In the listing below, identify each line with the word "力学性能" and return those lines.
------------------------------
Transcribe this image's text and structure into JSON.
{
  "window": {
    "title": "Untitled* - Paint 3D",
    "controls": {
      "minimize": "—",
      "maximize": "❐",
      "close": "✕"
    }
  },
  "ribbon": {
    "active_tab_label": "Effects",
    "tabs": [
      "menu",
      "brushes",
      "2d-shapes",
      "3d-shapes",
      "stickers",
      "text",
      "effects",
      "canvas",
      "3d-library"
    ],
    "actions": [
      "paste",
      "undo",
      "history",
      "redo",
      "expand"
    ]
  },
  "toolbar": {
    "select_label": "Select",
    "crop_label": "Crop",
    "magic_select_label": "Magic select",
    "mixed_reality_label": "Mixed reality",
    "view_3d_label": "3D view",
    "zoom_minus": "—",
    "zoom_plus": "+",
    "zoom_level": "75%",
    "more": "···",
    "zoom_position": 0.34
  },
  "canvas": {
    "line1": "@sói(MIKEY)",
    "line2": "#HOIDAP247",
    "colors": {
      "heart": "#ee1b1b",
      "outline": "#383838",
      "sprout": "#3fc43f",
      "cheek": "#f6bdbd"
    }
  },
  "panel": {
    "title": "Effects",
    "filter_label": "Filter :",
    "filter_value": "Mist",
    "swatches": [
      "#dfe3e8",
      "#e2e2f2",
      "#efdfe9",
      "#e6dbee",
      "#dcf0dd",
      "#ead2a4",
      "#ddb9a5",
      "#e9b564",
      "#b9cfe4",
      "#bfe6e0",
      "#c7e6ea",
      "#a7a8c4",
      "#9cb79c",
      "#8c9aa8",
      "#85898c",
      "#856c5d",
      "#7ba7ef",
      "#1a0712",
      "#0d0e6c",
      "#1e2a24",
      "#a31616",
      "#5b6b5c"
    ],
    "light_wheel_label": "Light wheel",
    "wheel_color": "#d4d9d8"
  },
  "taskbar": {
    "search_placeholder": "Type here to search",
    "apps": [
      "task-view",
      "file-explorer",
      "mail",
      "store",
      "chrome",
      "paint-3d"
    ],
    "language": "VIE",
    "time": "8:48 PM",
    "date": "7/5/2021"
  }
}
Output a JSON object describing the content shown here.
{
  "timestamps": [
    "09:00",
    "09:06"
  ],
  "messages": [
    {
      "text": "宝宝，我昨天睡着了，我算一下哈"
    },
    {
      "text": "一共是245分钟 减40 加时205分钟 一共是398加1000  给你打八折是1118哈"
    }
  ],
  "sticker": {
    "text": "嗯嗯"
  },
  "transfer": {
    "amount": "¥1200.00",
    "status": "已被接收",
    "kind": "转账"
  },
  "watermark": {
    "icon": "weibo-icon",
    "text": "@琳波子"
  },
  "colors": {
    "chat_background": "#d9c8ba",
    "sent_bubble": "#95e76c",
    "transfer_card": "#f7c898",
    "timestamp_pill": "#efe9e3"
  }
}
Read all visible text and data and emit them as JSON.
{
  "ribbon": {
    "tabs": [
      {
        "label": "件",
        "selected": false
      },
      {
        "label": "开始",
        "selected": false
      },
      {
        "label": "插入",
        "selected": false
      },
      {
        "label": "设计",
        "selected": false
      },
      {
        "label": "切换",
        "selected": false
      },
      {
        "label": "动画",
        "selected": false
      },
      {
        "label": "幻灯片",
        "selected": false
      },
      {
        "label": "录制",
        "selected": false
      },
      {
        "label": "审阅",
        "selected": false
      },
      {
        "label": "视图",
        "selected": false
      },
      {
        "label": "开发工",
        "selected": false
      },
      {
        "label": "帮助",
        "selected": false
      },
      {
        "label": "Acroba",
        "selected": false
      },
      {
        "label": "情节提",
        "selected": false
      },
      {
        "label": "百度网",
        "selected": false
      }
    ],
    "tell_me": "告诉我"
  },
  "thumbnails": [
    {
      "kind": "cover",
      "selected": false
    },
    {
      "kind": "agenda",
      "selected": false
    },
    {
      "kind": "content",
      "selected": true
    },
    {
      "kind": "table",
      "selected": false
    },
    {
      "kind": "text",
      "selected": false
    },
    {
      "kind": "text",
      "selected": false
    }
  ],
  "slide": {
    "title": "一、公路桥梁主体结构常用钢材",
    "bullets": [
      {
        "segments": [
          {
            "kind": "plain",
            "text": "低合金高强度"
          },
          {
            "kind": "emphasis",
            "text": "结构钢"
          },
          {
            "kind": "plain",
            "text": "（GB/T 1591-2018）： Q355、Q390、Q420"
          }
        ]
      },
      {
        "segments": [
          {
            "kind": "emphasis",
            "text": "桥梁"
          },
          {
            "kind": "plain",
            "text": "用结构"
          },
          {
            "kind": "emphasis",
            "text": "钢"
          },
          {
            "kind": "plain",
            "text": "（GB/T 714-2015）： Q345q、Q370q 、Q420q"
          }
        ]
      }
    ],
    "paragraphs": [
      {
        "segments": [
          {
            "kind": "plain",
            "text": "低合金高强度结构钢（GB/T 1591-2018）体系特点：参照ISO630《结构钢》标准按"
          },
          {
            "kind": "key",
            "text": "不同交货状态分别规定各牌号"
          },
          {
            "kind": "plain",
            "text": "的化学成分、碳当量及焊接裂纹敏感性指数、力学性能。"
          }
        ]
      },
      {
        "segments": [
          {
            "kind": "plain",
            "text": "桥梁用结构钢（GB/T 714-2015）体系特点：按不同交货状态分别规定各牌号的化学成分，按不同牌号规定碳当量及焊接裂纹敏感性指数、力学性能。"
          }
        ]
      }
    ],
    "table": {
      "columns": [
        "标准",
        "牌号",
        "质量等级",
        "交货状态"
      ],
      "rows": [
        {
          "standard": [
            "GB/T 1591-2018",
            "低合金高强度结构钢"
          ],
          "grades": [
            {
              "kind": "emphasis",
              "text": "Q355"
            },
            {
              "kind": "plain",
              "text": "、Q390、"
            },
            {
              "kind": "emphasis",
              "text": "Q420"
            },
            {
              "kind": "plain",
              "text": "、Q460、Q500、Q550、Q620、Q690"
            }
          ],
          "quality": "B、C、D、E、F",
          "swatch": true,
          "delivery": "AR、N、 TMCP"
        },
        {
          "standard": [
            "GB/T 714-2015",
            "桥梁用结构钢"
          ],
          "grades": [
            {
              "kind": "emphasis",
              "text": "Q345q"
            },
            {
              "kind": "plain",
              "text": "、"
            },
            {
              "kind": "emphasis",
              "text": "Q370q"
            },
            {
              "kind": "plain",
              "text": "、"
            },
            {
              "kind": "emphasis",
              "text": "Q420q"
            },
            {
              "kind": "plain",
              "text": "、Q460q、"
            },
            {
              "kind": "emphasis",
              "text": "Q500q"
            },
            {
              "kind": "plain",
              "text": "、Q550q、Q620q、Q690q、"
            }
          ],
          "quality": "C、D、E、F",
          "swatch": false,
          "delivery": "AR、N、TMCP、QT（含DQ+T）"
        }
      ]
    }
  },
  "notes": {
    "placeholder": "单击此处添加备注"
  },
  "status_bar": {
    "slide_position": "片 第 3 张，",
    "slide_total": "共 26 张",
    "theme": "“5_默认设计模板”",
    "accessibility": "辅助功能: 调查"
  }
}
------------------------------
TASK SOLUTION:
            "text": "的化学成分、碳当量及焊接裂纹敏感性指数、力学性能。"
            "text": "桥梁用结构钢（GB/T 714-2015）体系特点：按不同交货状态分别规定各牌号的化学成分，按不同牌号规定碳当量及焊接裂纹敏感性指数、力学性能。"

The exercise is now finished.